═══ Entries

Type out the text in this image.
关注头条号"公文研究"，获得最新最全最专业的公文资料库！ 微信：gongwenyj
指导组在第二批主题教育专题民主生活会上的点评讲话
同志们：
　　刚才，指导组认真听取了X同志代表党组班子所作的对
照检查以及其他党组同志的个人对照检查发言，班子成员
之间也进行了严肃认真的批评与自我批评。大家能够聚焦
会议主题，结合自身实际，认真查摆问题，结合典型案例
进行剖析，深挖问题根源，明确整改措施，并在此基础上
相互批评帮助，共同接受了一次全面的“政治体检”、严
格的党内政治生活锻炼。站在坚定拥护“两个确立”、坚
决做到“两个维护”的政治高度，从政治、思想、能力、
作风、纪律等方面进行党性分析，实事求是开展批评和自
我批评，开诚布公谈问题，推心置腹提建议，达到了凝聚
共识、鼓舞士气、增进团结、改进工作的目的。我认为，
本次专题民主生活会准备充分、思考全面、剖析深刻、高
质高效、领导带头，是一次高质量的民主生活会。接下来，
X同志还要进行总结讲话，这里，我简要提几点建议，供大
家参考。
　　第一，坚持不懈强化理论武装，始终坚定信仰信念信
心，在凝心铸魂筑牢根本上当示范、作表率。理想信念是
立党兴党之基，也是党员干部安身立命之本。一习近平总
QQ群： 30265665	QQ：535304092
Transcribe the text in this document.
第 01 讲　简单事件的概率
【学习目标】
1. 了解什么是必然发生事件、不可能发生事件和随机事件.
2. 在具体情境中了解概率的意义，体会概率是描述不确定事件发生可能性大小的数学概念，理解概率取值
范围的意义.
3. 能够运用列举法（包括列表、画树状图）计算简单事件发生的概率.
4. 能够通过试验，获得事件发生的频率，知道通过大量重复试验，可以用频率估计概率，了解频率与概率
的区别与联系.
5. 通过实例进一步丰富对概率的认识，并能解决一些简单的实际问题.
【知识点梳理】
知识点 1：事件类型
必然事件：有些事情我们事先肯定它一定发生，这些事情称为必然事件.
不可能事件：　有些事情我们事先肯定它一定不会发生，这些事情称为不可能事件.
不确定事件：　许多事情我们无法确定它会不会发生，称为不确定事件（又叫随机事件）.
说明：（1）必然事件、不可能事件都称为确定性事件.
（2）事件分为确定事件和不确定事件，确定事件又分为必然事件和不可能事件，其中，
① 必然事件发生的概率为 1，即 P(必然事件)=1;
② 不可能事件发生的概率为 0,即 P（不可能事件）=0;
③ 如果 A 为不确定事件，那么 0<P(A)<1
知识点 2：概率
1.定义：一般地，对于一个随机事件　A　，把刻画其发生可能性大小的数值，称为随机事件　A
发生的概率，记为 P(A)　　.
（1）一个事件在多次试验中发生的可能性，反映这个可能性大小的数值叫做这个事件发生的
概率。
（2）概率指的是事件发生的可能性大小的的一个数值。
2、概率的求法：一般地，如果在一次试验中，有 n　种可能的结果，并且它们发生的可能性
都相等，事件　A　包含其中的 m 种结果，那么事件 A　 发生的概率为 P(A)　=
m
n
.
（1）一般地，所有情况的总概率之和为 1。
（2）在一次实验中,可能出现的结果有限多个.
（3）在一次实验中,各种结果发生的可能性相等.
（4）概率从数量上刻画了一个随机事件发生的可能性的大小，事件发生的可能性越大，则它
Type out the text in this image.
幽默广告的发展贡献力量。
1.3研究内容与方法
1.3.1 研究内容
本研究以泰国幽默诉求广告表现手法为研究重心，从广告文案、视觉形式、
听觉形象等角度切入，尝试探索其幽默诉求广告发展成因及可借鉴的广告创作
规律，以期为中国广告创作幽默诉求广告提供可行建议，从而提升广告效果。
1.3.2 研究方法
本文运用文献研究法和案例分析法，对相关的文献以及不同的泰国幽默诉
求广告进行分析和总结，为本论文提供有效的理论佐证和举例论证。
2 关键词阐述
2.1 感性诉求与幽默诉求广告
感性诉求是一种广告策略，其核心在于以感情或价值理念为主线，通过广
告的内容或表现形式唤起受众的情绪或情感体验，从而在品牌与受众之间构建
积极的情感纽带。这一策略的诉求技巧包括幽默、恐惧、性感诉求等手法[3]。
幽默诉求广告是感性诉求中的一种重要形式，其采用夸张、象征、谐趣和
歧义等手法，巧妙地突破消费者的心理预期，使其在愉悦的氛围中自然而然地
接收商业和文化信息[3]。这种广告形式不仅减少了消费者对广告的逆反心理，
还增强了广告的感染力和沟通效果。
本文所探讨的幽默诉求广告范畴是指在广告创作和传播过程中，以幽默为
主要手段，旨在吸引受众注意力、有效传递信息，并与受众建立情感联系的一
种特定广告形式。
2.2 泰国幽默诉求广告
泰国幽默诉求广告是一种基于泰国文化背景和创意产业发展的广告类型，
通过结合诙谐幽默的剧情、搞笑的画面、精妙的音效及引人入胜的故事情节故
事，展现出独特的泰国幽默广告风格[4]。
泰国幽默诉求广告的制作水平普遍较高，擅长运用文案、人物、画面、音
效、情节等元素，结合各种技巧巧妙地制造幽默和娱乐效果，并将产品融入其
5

══════

Challenge
Extract every line above that contains the word "在一次实验中".

Problem solution
（2）在一次实验中,可能出现的结果有限多个.
（3）在一次实验中,各种结果发生的可能性相等.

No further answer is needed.